Aim: Look for the line containing "Type out the text in this image." in the listing below. Retype that line and every subsequent line through the last one, and only those.

Excerpted records:
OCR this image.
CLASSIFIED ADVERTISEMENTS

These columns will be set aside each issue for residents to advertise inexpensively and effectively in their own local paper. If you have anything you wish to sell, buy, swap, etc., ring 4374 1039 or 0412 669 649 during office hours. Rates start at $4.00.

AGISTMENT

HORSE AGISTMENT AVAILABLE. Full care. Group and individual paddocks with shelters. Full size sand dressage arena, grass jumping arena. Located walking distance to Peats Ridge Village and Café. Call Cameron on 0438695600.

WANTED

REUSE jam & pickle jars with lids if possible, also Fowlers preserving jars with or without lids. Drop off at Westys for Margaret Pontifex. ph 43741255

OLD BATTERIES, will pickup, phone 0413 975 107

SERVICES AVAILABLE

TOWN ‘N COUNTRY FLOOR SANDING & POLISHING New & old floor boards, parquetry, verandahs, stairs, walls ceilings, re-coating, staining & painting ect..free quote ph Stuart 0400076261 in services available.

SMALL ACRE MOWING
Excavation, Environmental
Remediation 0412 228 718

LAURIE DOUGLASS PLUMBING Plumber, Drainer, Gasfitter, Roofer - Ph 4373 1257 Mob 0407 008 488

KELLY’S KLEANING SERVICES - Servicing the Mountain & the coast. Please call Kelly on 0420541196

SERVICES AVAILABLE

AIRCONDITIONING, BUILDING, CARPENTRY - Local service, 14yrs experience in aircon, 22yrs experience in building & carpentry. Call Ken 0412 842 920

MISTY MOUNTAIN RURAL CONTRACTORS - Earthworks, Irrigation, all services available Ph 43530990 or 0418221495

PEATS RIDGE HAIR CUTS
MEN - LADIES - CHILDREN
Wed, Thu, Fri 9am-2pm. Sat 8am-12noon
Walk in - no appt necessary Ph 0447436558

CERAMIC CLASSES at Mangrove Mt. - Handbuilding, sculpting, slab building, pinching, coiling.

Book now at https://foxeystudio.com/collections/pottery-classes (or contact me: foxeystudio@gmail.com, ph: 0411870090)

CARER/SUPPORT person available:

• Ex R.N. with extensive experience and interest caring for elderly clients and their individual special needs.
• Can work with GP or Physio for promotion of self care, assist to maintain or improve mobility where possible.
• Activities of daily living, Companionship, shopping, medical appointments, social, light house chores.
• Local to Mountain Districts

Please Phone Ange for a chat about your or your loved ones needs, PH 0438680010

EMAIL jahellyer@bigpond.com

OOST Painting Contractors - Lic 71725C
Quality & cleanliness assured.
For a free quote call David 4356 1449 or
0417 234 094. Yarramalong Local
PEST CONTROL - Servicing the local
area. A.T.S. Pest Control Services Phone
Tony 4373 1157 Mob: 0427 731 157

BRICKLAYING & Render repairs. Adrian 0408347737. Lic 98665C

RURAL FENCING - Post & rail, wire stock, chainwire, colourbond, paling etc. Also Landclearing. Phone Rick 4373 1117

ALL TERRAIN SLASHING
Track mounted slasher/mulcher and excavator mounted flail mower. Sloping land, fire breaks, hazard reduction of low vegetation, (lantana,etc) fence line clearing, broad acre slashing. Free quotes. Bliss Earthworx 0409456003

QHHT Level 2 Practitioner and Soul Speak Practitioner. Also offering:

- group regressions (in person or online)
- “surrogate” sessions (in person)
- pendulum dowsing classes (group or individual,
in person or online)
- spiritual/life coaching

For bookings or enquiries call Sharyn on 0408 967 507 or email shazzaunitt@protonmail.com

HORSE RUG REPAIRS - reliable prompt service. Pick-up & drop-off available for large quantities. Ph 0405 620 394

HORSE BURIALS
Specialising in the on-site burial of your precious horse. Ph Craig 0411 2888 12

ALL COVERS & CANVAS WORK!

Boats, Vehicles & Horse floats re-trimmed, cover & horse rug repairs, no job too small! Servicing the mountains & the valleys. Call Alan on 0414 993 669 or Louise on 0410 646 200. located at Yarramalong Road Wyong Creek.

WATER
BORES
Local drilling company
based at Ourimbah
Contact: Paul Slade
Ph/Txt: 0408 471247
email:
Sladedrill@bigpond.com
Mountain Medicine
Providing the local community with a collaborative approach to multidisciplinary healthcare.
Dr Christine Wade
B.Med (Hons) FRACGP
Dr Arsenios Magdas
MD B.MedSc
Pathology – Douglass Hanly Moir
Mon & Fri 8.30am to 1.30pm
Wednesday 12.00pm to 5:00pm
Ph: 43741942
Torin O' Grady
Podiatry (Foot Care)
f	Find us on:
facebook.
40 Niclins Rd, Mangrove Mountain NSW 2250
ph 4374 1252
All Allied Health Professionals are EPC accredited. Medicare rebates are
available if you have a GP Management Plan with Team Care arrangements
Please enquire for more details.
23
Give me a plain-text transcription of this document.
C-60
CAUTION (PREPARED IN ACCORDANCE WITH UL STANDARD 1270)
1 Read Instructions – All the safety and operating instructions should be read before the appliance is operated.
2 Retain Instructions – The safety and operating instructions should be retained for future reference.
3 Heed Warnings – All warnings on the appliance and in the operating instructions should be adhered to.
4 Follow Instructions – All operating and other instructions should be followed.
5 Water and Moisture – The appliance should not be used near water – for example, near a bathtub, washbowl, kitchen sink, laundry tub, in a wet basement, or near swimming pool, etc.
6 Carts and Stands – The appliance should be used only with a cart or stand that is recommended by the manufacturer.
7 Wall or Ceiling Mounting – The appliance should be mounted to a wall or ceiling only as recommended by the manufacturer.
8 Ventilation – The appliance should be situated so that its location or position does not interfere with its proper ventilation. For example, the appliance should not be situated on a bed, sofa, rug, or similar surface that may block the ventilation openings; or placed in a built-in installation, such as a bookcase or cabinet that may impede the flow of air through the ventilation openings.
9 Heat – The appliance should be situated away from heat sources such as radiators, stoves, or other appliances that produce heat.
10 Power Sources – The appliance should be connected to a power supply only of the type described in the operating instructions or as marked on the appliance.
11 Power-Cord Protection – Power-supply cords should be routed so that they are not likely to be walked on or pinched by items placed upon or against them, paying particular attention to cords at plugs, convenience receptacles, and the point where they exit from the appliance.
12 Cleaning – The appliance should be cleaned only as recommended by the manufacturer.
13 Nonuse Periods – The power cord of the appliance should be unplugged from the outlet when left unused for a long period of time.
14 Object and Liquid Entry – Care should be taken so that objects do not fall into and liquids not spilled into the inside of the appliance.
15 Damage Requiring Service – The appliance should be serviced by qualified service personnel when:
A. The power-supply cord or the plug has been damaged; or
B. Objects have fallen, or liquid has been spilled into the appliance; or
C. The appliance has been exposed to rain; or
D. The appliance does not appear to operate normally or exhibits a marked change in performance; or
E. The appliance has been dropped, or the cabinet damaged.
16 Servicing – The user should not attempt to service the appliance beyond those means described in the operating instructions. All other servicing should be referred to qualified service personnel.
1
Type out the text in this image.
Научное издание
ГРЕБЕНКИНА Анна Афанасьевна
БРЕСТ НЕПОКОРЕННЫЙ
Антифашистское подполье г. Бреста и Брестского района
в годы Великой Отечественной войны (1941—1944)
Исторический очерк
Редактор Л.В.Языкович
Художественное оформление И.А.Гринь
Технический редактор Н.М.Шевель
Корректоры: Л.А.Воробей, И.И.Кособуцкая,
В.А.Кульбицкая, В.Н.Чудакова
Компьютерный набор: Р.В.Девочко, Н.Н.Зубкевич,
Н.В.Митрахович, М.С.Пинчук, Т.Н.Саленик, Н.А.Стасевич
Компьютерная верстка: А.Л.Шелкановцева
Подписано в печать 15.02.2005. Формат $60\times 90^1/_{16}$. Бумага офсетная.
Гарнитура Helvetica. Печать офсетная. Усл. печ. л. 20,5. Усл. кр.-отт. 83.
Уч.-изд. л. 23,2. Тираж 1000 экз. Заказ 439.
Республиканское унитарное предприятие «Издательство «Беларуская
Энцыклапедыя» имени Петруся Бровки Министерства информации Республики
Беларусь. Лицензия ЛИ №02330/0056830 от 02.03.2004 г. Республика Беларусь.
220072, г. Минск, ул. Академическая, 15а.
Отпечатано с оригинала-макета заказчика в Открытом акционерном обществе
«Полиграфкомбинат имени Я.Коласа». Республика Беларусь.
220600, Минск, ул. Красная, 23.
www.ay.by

Response to this exercise:
Type out the text in this image.
Научное издание
ГРЕБЕНКИНА Анна Афанасьевна
БРЕСТ НЕПОКОРЕННЫЙ
Антифашистское подполье г. Бреста и Брестского района
в годы Великой Отечественной войны (1941—1944)
Исторический очерк
Редактор Л.В.Языкович
Художественное оформление И.А.Гринь
Технический редактор Н.М.Шевель
Корректоры: Л.А.Воробей, И.И.Кособуцкая,
В.А.Кульбицкая, В.Н.Чудакова
Компьютерный набор: Р.В.Девочко, Н.Н.Зубкевич,
Н.В.Митрахович, М.С.Пинчук, Т.Н.Саленик, Н.А.Стасевич
Компьютерная верстка: А.Л.Шелкановцева
Подписано в печать 15.02.2005. Формат $60\times 90^1/_{16}$. Бумага офсетная.
Гарнитура Helvetica. Печать офсетная. Усл. печ. л. 20,5. Усл. кр.-отт. 83.
Уч.-изд. л. 23,2. Тираж 1000 экз. Заказ 439.
Республиканское унитарное предприятие «Издательство «Беларуская
Энцыклапедыя» имени Петруся Бровки Министерства информации Республики
Беларусь. Лицензия ЛИ №02330/0056830 от 02.03.2004 г. Республика Беларусь.
220072, г. Минск, ул. Академическая, 15а.
Отпечатано с оригинала-макета заказчика в Открытом акционерном обществе
«Полиграфкомбинат имени Я.Коласа». Республика Беларусь.
220600, Минск, ул. Красная, 23.
www.ay.by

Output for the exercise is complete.